Excerpt from a dataset
----

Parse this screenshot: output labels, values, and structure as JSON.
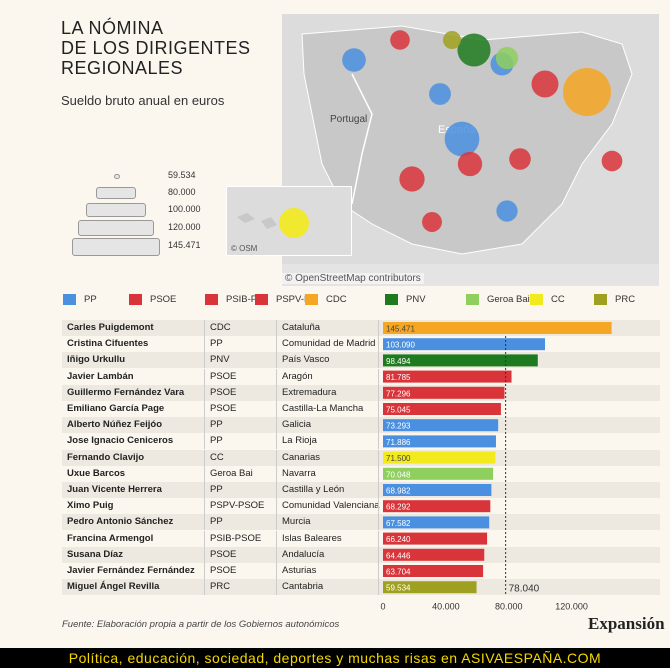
{
  "title": "LA NÓMINA\nDE LOS DIRIGENTES\nREGIONALES",
  "subtitle": "Sueldo bruto anual en euros",
  "map": {
    "labels": [
      {
        "text": "Portugal"
      },
      {
        "text": "España"
      }
    ],
    "attribution": "© OpenStreetMap contributors",
    "inset_attribution": "© OSM"
  },
  "size_legend": [
    "59.534",
    "80.000",
    "100.000",
    "120.000",
    "145.471"
  ],
  "colors": {
    "PP": "#4a8fe0",
    "PSOE": "#d9343a",
    "PSIB-PSOE": "#d9343a",
    "PSPV-PSOE": "#d9343a",
    "CDC": "#f5a623",
    "PNV": "#1e7a1e",
    "Geroa Bai": "#8fcf5e",
    "CC": "#f2ea1c",
    "PRC": "#a0a020"
  },
  "legend": [
    {
      "label": "PP",
      "color": "#4a8fe0"
    },
    {
      "label": "PSOE",
      "color": "#d9343a"
    },
    {
      "label": "PSIB-P...",
      "color": "#d9343a"
    },
    {
      "label": "PSPV-P...",
      "color": "#d9343a"
    },
    {
      "label": "CDC",
      "color": "#f5a623"
    },
    {
      "label": "PNV",
      "color": "#1e7a1e"
    },
    {
      "label": "Geroa Bai",
      "color": "#8fcf5e"
    },
    {
      "label": "CC",
      "color": "#f2ea1c"
    },
    {
      "label": "PRC",
      "color": "#a0a020"
    }
  ],
  "chart_data": {
    "type": "bar",
    "orientation": "horizontal",
    "xlim": [
      0,
      140000
    ],
    "ticks": [
      0,
      40000,
      80000,
      120000
    ],
    "tick_labels": [
      "0",
      "40.000",
      "80.000",
      "120.000"
    ],
    "reference_line": {
      "value": 78040,
      "label": "78.040"
    },
    "rows": [
      {
        "name": "Carles Puigdemont",
        "party": "CDC",
        "region": "Cataluña",
        "value": 145471,
        "label": "145.471"
      },
      {
        "name": "Cristina Cifuentes",
        "party": "PP",
        "region": "Comunidad de Madrid",
        "value": 103090,
        "label": "103.090"
      },
      {
        "name": "Iñigo Urkullu",
        "party": "PNV",
        "region": "País Vasco",
        "value": 98494,
        "label": "98.494"
      },
      {
        "name": "Javier Lambán",
        "party": "PSOE",
        "region": "Aragón",
        "value": 81785,
        "label": "81.785"
      },
      {
        "name": "Guillermo Fernández Vara",
        "party": "PSOE",
        "region": "Extremadura",
        "value": 77296,
        "label": "77.296"
      },
      {
        "name": "Emiliano García Page",
        "party": "PSOE",
        "region": "Castilla-La Mancha",
        "value": 75045,
        "label": "75.045"
      },
      {
        "name": "Alberto Núñez Feijóo",
        "party": "PP",
        "region": "Galicia",
        "value": 73293,
        "label": "73.293"
      },
      {
        "name": "Jose Ignacio Ceniceros",
        "party": "PP",
        "region": "La Rioja",
        "value": 71886,
        "label": "71.886"
      },
      {
        "name": "Fernando Clavijo",
        "party": "CC",
        "region": "Canarias",
        "value": 71500,
        "label": "71.500"
      },
      {
        "name": "Uxue Barcos",
        "party": "Geroa Bai",
        "region": "Navarra",
        "value": 70048,
        "label": "70.048"
      },
      {
        "name": "Juan Vicente Herrera",
        "party": "PP",
        "region": "Castilla y León",
        "value": 68982,
        "label": "68.982"
      },
      {
        "name": "Ximo Puig",
        "party": "PSPV-PSOE",
        "region": "Comunidad Valenciana",
        "value": 68292,
        "label": "68.292"
      },
      {
        "name": "Pedro Antonio Sánchez",
        "party": "PP",
        "region": "Murcia",
        "value": 67582,
        "label": "67.582"
      },
      {
        "name": "Francina Armengol",
        "party": "PSIB-PSOE",
        "region": "Islas Baleares",
        "value": 66240,
        "label": "66.240"
      },
      {
        "name": "Susana Díaz",
        "party": "PSOE",
        "region": "Andalucía",
        "value": 64446,
        "label": "64.446"
      },
      {
        "name": "Javier Fernández Fernández",
        "party": "PSOE",
        "region": "Asturias",
        "value": 63704,
        "label": "63.704"
      },
      {
        "name": "Miguel Ángel Revilla",
        "party": "PRC",
        "region": "Cantabria",
        "value": 59534,
        "label": "59.534"
      }
    ]
  },
  "source": "Fuente: Elaboración propia a partir de los Gobiernos autonómicos",
  "brand": "Expansión",
  "footer": "Política, educación, sociedad, deportes y muchas risas en ASIVAESPAÑA.COM"
}
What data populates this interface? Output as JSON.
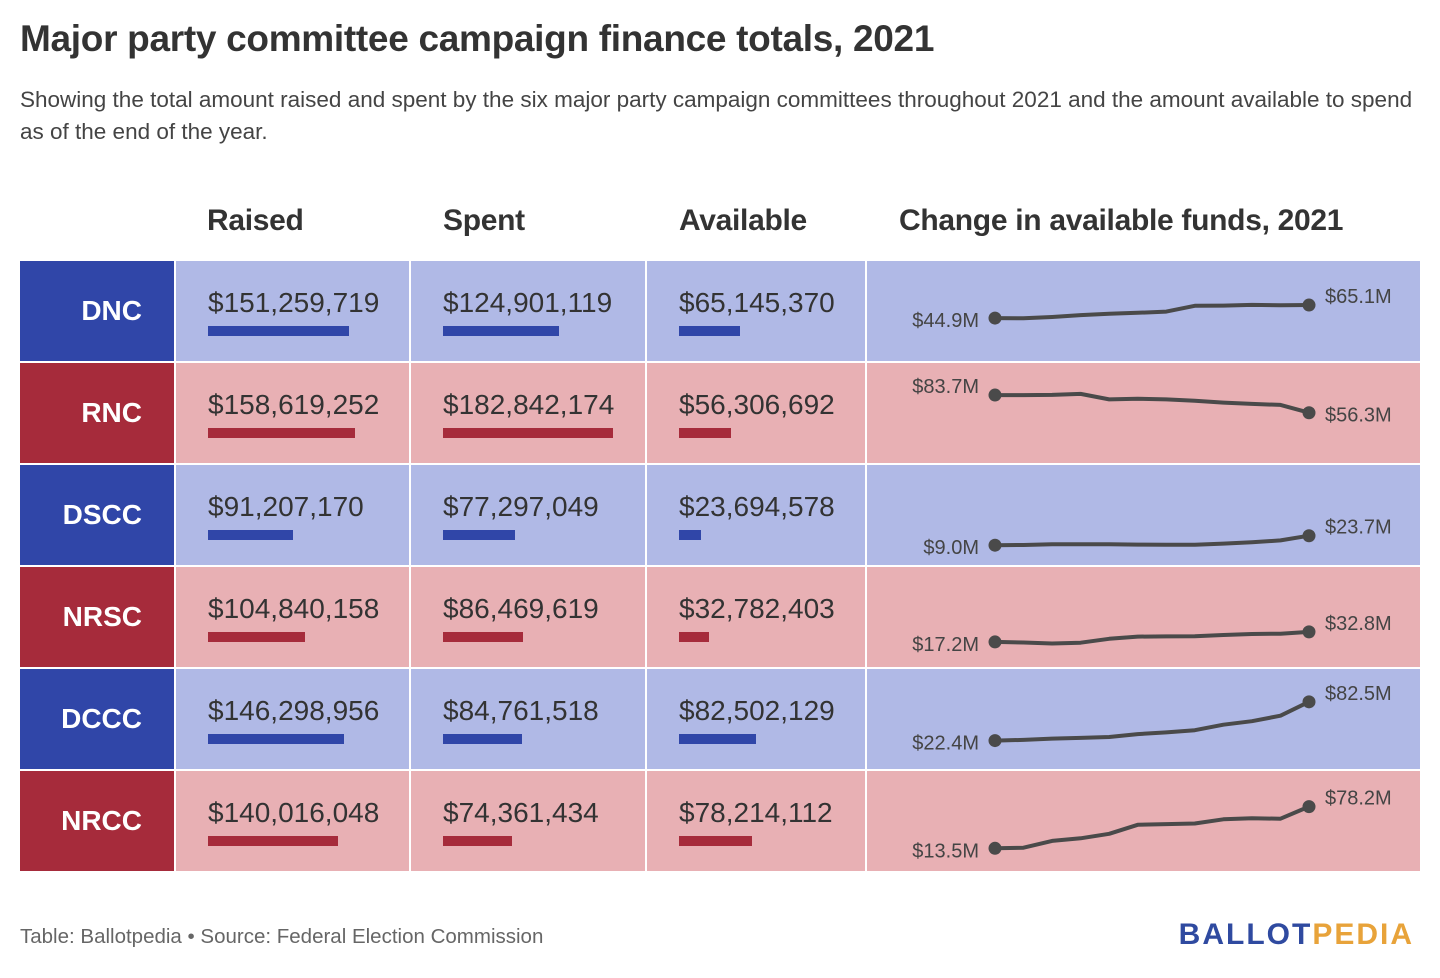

----

* AIM OF THE EXERCISE: Reproduce all the records verbatim, excluding images.

* RESPONSE TO THE TASK:
Parse this screenshot: output labels, values, and structure as JSON.
{
  "title": "LA NÓMINA\nDE LOS DIRIGENTES\nREGIONALES",
  "subtitle": "Sueldo bruto anual en euros",
  "map": {
    "labels": [
      {
        "text": "Portugal"
      },
      {
        "text": "España"
      }
    ],
    "attribution": "© OpenStreetMap contributors",
    "inset_attribution": "© OSM"
  },
  "size_legend": [
    "59.534",
    "80.000",
    "100.000",
    "120.000",
    "145.471"
  ],
  "colors": {
    "PP": "#4a8fe0",
    "PSOE": "#d9343a",
    "PSIB-PSOE": "#d9343a",
    "PSPV-PSOE": "#d9343a",
    "CDC": "#f5a623",
    "PNV": "#1e7a1e",
    "Geroa Bai": "#8fcf5e",
    "CC": "#f2ea1c",
    "PRC": "#a0a020"
  },
  "legend": [
    {
      "label": "PP",
      "color": "#4a8fe0"
    },
    {
      "label": "PSOE",
      "color": "#d9343a"
    },
    {
      "label": "PSIB-P...",
      "color": "#d9343a"
    },
    {
      "label": "PSPV-P...",
      "color": "#d9343a"
    },
    {
      "label": "CDC",
      "color": "#f5a623"
    },
    {
      "label": "PNV",
      "color": "#1e7a1e"
    },
    {
      "label": "Geroa Bai",
      "color": "#8fcf5e"
    },
    {
      "label": "CC",
      "color": "#f2ea1c"
    },
    {
      "label": "PRC",
      "color": "#a0a020"
    }
  ],
  "chart_data": {
    "type": "bar",
    "orientation": "horizontal",
    "xlim": [
      0,
      140000
    ],
    "ticks": [
      0,
      40000,
      80000,
      120000
    ],
    "tick_labels": [
      "0",
      "40.000",
      "80.000",
      "120.000"
    ],
    "reference_line": {
      "value": 78040,
      "label": "78.040"
    },
    "rows": [
      {
        "name": "Carles Puigdemont",
        "party": "CDC",
        "region": "Cataluña",
        "value": 145471,
        "label": "145.471"
      },
      {
        "name": "Cristina Cifuentes",
        "party": "PP",
        "region": "Comunidad de Madrid",
        "value": 103090,
        "label": "103.090"
      },
      {
        "name": "Iñigo Urkullu",
        "party": "PNV",
        "region": "País Vasco",
        "value": 98494,
        "label": "98.494"
      },
      {
        "name": "Javier Lambán",
        "party": "PSOE",
        "region": "Aragón",
        "value": 81785,
        "label": "81.785"
      },
      {
        "name": "Guillermo Fernández Vara",
        "party": "PSOE",
        "region": "Extremadura",
        "value": 77296,
        "label": "77.296"
      },
      {
        "name": "Emiliano García Page",
        "party": "PSOE",
        "region": "Castilla-La Mancha",
        "value": 75045,
        "label": "75.045"
      },
      {
        "name": "Alberto Núñez Feijóo",
        "party": "PP",
        "region": "Galicia",
        "value": 73293,
        "label": "73.293"
      },
      {
        "name": "Jose Ignacio Ceniceros",
        "party": "PP",
        "region": "La Rioja",
        "value": 71886,
        "label": "71.886"
      },
      {
        "name": "Fernando Clavijo",
        "party": "CC",
        "region": "Canarias",
        "value": 71500,
        "label": "71.500"
      },
      {
        "name": "Uxue Barcos",
        "party": "Geroa Bai",
        "region": "Navarra",
        "value": 70048,
        "label": "70.048"
      },
      {
        "name": "Juan Vicente Herrera",
        "party": "PP",
        "region": "Castilla y León",
        "value": 68982,
        "label": "68.982"
      },
      {
        "name": "Ximo Puig",
        "party": "PSPV-PSOE",
        "region": "Comunidad Valenciana",
        "value": 68292,
        "label": "68.292"
      },
      {
        "name": "Pedro Antonio Sánchez",
        "party": "PP",
        "region": "Murcia",
        "value": 67582,
        "label": "67.582"
      },
      {
        "name": "Francina Armengol",
        "party": "PSIB-PSOE",
        "region": "Islas Baleares",
        "value": 66240,
        "label": "66.240"
      },
      {
        "name": "Susana Díaz",
        "party": "PSOE",
        "region": "Andalucía",
        "value": 64446,
        "label": "64.446"
      },
      {
        "name": "Javier Fernández Fernández",
        "party": "PSOE",
        "region": "Asturias",
        "value": 63704,
        "label": "63.704"
      },
      {
        "name": "Miguel Ángel Revilla",
        "party": "PRC",
        "region": "Cantabria",
        "value": 59534,
        "label": "59.534"
      }
    ]
  },
  "source": "Fuente: Elaboración propia a partir de los Gobiernos autonómicos",
  "brand": "Expansión",
  "footer": "Política, educación, sociedad, deportes y muchas risas en ASIVAESPAÑA.COM"
}
What data populates this interface? Output as JSON.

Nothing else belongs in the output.